### GIVEN ENTRIES
** start **
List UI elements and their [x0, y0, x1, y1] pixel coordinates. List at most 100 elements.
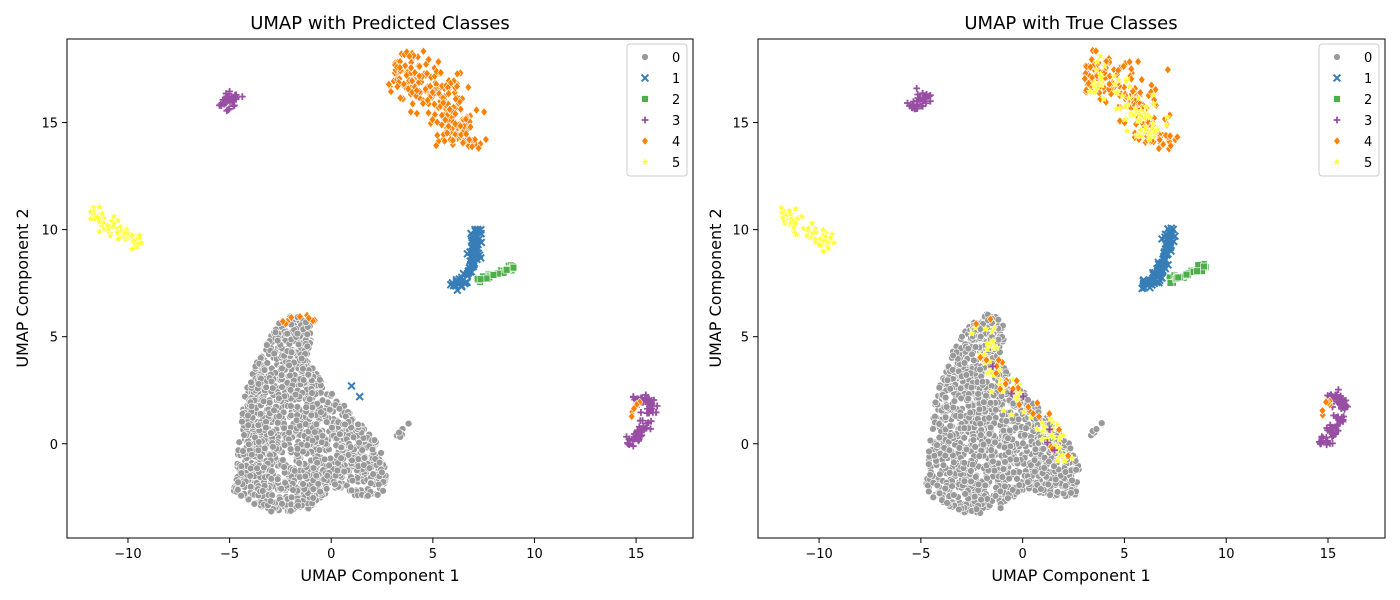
** end **
** start **
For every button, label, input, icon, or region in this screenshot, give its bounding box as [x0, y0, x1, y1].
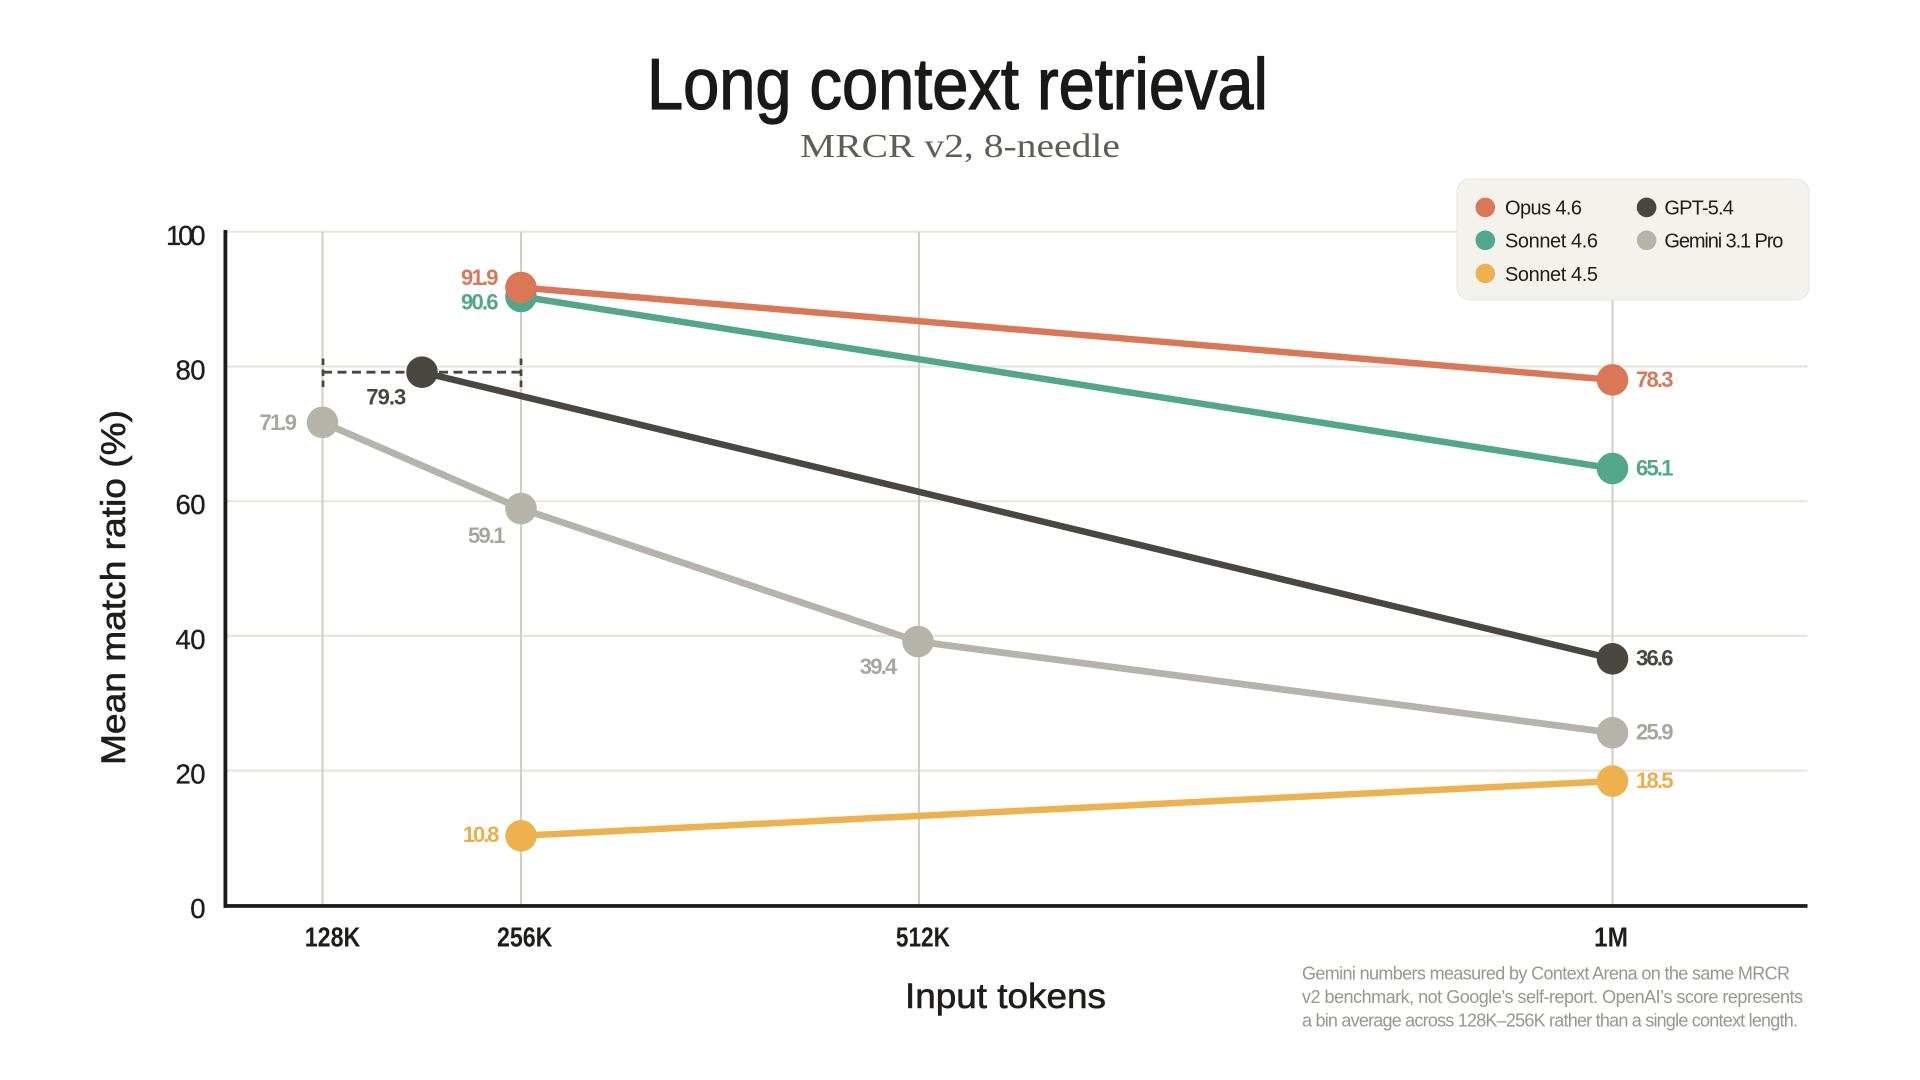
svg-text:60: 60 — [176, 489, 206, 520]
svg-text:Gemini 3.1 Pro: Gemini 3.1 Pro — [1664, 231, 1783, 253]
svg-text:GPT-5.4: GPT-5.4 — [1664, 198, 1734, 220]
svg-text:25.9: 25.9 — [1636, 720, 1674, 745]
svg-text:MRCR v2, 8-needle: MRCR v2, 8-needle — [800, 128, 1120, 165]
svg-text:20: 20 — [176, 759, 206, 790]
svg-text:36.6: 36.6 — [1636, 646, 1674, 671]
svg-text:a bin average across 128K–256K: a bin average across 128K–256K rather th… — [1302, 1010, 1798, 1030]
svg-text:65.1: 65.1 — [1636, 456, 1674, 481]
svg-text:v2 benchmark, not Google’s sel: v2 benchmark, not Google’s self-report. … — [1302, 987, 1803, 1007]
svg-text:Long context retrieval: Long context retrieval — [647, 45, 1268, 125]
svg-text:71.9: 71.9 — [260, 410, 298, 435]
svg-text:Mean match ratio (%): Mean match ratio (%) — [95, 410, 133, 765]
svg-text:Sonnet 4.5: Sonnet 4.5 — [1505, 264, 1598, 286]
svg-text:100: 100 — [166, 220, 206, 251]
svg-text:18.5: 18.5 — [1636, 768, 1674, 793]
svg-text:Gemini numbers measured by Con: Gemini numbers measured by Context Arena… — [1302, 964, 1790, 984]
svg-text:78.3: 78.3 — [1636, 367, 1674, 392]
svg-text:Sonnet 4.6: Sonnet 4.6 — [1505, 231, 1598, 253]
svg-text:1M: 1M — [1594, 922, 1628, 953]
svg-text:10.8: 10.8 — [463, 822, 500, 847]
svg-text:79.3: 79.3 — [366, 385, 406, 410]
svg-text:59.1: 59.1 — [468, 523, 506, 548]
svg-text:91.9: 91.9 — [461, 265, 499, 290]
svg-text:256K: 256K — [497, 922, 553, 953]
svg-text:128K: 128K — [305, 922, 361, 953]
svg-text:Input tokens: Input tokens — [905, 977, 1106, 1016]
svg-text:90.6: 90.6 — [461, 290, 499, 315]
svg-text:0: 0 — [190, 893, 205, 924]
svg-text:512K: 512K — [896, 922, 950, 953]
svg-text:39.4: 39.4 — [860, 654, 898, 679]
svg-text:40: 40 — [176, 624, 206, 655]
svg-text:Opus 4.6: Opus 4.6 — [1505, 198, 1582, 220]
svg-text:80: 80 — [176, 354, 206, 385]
** end **
### TASK DIRECTIONS
Please rewrite only the lines of the entries from the line with "For every button, label, input, icon, or" up to and including the line with "svg-text:36.6: 36.6 — [1636, 646, 1674, 671]", changing "bounding box" to "enclosing rectangle" and keeping everything else the same. Omit the pictures from your answer.

### TASK OUTPUT
For every button, label, input, icon, or region in this screenshot, give its enclosing rectangle as [x0, y0, x1, y1].
svg-text:60: 60 — [176, 489, 206, 520]
svg-text:Gemini 3.1 Pro: Gemini 3.1 Pro — [1664, 231, 1783, 253]
svg-text:GPT-5.4: GPT-5.4 — [1664, 198, 1734, 220]
svg-text:25.9: 25.9 — [1636, 720, 1674, 745]
svg-text:MRCR v2, 8-needle: MRCR v2, 8-needle — [800, 128, 1120, 165]
svg-text:20: 20 — [176, 759, 206, 790]
svg-text:36.6: 36.6 — [1636, 646, 1674, 671]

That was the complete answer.